WHAT NEEDS TO BE DONE:
Reproduce all of the data exactly, with no line skipped.

DATA TO USE:
------------------------------------------------------------

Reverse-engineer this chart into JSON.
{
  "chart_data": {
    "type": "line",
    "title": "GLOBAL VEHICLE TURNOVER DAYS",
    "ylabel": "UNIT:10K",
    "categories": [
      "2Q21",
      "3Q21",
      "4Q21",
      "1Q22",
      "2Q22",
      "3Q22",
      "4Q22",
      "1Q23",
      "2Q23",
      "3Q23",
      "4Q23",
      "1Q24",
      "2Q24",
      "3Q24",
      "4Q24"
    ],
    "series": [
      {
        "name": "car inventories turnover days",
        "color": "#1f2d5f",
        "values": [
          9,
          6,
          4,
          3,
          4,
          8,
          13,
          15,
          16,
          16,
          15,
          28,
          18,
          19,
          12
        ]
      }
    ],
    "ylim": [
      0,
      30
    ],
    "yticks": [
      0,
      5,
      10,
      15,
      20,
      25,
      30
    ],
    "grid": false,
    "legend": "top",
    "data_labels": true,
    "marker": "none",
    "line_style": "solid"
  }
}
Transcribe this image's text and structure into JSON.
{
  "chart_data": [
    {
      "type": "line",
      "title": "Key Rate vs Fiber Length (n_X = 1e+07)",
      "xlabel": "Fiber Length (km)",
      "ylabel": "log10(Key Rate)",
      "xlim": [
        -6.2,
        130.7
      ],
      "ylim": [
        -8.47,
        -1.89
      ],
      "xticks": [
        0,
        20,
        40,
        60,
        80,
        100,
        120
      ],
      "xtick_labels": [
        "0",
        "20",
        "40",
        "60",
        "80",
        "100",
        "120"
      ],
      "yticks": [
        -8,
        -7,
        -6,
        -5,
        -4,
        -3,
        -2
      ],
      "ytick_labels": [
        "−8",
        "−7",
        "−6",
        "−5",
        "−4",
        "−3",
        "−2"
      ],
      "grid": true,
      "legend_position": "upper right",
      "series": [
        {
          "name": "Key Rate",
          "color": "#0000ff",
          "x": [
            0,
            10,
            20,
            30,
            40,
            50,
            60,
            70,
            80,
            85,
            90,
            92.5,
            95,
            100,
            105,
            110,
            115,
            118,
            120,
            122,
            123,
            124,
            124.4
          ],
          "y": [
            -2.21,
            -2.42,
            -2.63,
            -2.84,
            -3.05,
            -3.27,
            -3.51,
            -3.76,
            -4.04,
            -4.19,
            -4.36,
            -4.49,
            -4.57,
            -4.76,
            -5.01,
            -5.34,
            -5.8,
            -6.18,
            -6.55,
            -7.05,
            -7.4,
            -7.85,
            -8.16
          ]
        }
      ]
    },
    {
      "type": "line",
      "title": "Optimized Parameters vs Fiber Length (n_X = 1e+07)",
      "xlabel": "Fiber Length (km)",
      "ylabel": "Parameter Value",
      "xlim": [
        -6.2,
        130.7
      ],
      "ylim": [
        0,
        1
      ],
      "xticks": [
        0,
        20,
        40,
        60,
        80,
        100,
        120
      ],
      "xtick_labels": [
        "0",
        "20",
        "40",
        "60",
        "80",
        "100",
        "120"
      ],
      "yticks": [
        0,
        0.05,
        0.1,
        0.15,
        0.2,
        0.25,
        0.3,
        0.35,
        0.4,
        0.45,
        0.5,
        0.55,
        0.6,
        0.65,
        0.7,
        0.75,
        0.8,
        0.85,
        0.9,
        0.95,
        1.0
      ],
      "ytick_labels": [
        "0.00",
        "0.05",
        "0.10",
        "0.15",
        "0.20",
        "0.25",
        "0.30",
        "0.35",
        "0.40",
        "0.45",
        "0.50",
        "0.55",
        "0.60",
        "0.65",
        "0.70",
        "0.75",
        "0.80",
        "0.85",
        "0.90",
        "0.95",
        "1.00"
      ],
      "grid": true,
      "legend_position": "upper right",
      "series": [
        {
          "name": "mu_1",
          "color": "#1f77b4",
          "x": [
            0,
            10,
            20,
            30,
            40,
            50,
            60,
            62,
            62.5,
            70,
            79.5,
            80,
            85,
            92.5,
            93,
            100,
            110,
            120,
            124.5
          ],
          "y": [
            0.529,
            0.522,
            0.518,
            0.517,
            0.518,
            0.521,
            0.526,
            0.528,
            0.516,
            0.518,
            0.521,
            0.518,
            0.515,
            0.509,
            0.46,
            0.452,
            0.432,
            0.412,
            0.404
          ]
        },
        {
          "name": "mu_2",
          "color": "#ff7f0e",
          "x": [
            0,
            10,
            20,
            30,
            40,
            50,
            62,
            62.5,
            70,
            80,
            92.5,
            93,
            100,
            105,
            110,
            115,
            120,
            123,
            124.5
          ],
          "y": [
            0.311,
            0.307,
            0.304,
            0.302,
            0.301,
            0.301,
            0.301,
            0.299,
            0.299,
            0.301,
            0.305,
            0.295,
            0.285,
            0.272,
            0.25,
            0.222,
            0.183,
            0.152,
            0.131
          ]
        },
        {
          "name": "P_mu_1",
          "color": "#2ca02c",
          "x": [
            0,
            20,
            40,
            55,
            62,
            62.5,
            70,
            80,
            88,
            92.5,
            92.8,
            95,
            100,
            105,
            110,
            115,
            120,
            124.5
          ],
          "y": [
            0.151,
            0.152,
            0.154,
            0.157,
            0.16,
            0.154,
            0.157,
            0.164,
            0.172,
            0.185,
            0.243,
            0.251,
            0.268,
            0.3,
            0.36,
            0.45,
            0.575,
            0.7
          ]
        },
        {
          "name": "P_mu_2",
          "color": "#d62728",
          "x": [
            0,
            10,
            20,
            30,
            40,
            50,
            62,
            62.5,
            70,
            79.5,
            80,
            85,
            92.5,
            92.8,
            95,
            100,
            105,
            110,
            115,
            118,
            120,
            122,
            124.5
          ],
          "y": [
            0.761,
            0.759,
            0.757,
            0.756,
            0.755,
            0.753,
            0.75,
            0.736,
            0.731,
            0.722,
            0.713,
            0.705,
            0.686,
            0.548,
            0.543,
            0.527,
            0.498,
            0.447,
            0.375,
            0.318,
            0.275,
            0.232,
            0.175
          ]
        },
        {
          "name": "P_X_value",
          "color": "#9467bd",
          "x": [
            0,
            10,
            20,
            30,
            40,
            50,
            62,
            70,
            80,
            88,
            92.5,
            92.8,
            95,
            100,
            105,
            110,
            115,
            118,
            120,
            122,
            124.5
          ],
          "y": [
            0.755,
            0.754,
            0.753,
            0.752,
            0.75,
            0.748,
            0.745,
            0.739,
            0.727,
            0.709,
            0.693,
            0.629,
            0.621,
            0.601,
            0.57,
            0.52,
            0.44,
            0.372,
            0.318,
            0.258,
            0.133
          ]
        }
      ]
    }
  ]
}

------------------------------------------------------------

CORRECT RESPONSE:
Reverse-engineer this chart into JSON.
{
  "chart_data": {
    "type": "line",
    "title": "GLOBAL VEHICLE TURNOVER DAYS",
    "ylabel": "UNIT:10K",
    "categories": [
      "2Q21",
      "3Q21",
      "4Q21",
      "1Q22",
      "2Q22",
      "3Q22",
      "4Q22",
      "1Q23",
      "2Q23",
      "3Q23",
      "4Q23",
      "1Q24",
      "2Q24",
      "3Q24",
      "4Q24"
    ],
    "series": [
      {
        "name": "car inventories turnover days",
        "color": "#1f2d5f",
        "values": [
          9,
          6,
          4,
          3,
          4,
          8,
          13,
          15,
          16,
          16,
          15,
          28,
          18,
          19,
          12
        ]
      }
    ],
    "ylim": [
      0,
      30
    ],
    "yticks": [
      0,
      5,
      10,
      15,
      20,
      25,
      30
    ],
    "grid": false,
    "legend": "top",
    "data_labels": true,
    "marker": "none",
    "line_style": "solid"
  }
}
Transcribe this image's text and structure into JSON.
{
  "chart_data": [
    {
      "type": "line",
      "title": "Key Rate vs Fiber Length (n_X = 1e+07)",
      "xlabel": "Fiber Length (km)",
      "ylabel": "log10(Key Rate)",
      "xlim": [
        -6.2,
        130.7
      ],
      "ylim": [
        -8.47,
        -1.89
      ],
      "xticks": [
        0,
        20,
        40,
        60,
        80,
        100,
        120
      ],
      "xtick_labels": [
        "0",
        "20",
        "40",
        "60",
        "80",
        "100",
        "120"
      ],
      "yticks": [
        -8,
        -7,
        -6,
        -5,
        -4,
        -3,
        -2
      ],
      "ytick_labels": [
        "−8",
        "−7",
        "−6",
        "−5",
        "−4",
        "−3",
        "−2"
      ],
      "grid": true,
      "legend_position": "upper right",
      "series": [
        {
          "name": "Key Rate",
          "color": "#0000ff",
          "x": [
            0,
            10,
            20,
            30,
            40,
            50,
            60,
            70,
            80,
            85,
            90,
            92.5,
            95,
            100,
            105,
            110,
            115,
            118,
            120,
            122,
            123,
            124,
            124.4
          ],
          "y": [
            -2.21,
            -2.42,
            -2.63,
            -2.84,
            -3.05,
            -3.27,
            -3.51,
            -3.76,
            -4.04,
            -4.19,
            -4.36,
            -4.49,
            -4.57,
            -4.76,
            -5.01,
            -5.34,
            -5.8,
            -6.18,
            -6.55,
            -7.05,
            -7.4,
            -7.85,
            -8.16
          ]
        }
      ]
    },
    {
      "type": "line",
      "title": "Optimized Parameters vs Fiber Length (n_X = 1e+07)",
      "xlabel": "Fiber Length (km)",
      "ylabel": "Parameter Value",
      "xlim": [
        -6.2,
        130.7
      ],
      "ylim": [
        0,
        1
      ],
      "xticks": [
        0,
        20,
        40,
        60,
        80,
        100,
        120
      ],
      "xtick_labels": [
        "0",
        "20",
        "40",
        "60",
        "80",
        "100",
        "120"
      ],
      "yticks": [
        0,
        0.05,
        0.1,
        0.15,
        0.2,
        0.25,
        0.3,
        0.35,
        0.4,
        0.45,
        0.5,
        0.55,
        0.6,
        0.65,
        0.7,
        0.75,
        0.8,
        0.85,
        0.9,
        0.95,
        1.0
      ],
      "ytick_labels": [
        "0.00",
        "0.05",
        "0.10",
        "0.15",
        "0.20",
        "0.25",
        "0.30",
        "0.35",
        "0.40",
        "0.45",
        "0.50",
        "0.55",
        "0.60",
        "0.65",
        "0.70",
        "0.75",
        "0.80",
        "0.85",
        "0.90",
        "0.95",
        "1.00"
      ],
      "grid": true,
      "legend_position": "upper right",
      "series": [
        {
          "name": "mu_1",
          "color": "#1f77b4",
          "x": [
            0,
            10,
            20,
            30,
            40,
            50,
            60,
            62,
            62.5,
            70,
            79.5,
            80,
            85,
            92.5,
            93,
            100,
            110,
            120,
            124.5
          ],
          "y": [
            0.529,
            0.522,
            0.518,
            0.517,
            0.518,
            0.521,
            0.526,
            0.528,
            0.516,
            0.518,
            0.521,
            0.518,
            0.515,
            0.509,
            0.46,
            0.452,
            0.432,
            0.412,
            0.404
          ]
        },
        {
          "name": "mu_2",
          "color": "#ff7f0e",
          "x": [
            0,
            10,
            20,
            30,
            40,
            50,
            62,
            62.5,
            70,
            80,
            92.5,
            93,
            100,
            105,
            110,
            115,
            120,
            123,
            124.5
          ],
          "y": [
            0.311,
            0.307,
            0.304,
            0.302,
            0.301,
            0.301,
            0.301,
            0.299,
            0.299,
            0.301,
            0.305,
            0.295,
            0.285,
            0.272,
            0.25,
            0.222,
            0.183,
            0.152,
            0.131
          ]
        },
        {
          "name": "P_mu_1",
          "color": "#2ca02c",
          "x": [
            0,
            20,
            40,
            55,
            62,
            62.5,
            70,
            80,
            88,
            92.5,
            92.8,
            95,
            100,
            105,
            110,
            115,
            120,
            124.5
          ],
          "y": [
            0.151,
            0.152,
            0.154,
            0.157,
            0.16,
            0.154,
            0.157,
            0.164,
            0.172,
            0.185,
            0.243,
            0.251,
            0.268,
            0.3,
            0.36,
            0.45,
            0.575,
            0.7
          ]
        },
        {
          "name": "P_mu_2",
          "color": "#d62728",
          "x": [
            0,
            10,
            20,
            30,
            40,
            50,
            62,
            62.5,
            70,
            79.5,
            80,
            85,
            92.5,
            92.8,
            95,
            100,
            105,
            110,
            115,
            118,
            120,
            122,
            124.5
          ],
          "y": [
            0.761,
            0.759,
            0.757,
            0.756,
            0.755,
            0.753,
            0.75,
            0.736,
            0.731,
            0.722,
            0.713,
            0.705,
            0.686,
            0.548,
            0.543,
            0.527,
            0.498,
            0.447,
            0.375,
            0.318,
            0.275,
            0.232,
            0.175
          ]
        },
        {
          "name": "P_X_value",
          "color": "#9467bd",
          "x": [
            0,
            10,
            20,
            30,
            40,
            50,
            62,
            70,
            80,
            88,
            92.5,
            92.8,
            95,
            100,
            105,
            110,
            115,
            118,
            120,
            122,
            124.5
          ],
          "y": [
            0.755,
            0.754,
            0.753,
            0.752,
            0.75,
            0.748,
            0.745,
            0.739,
            0.727,
            0.709,
            0.693,
            0.629,
            0.621,
            0.601,
            0.57,
            0.52,
            0.44,
            0.372,
            0.318,
            0.258,
            0.133
          ]
        }
      ]
    }
  ]
}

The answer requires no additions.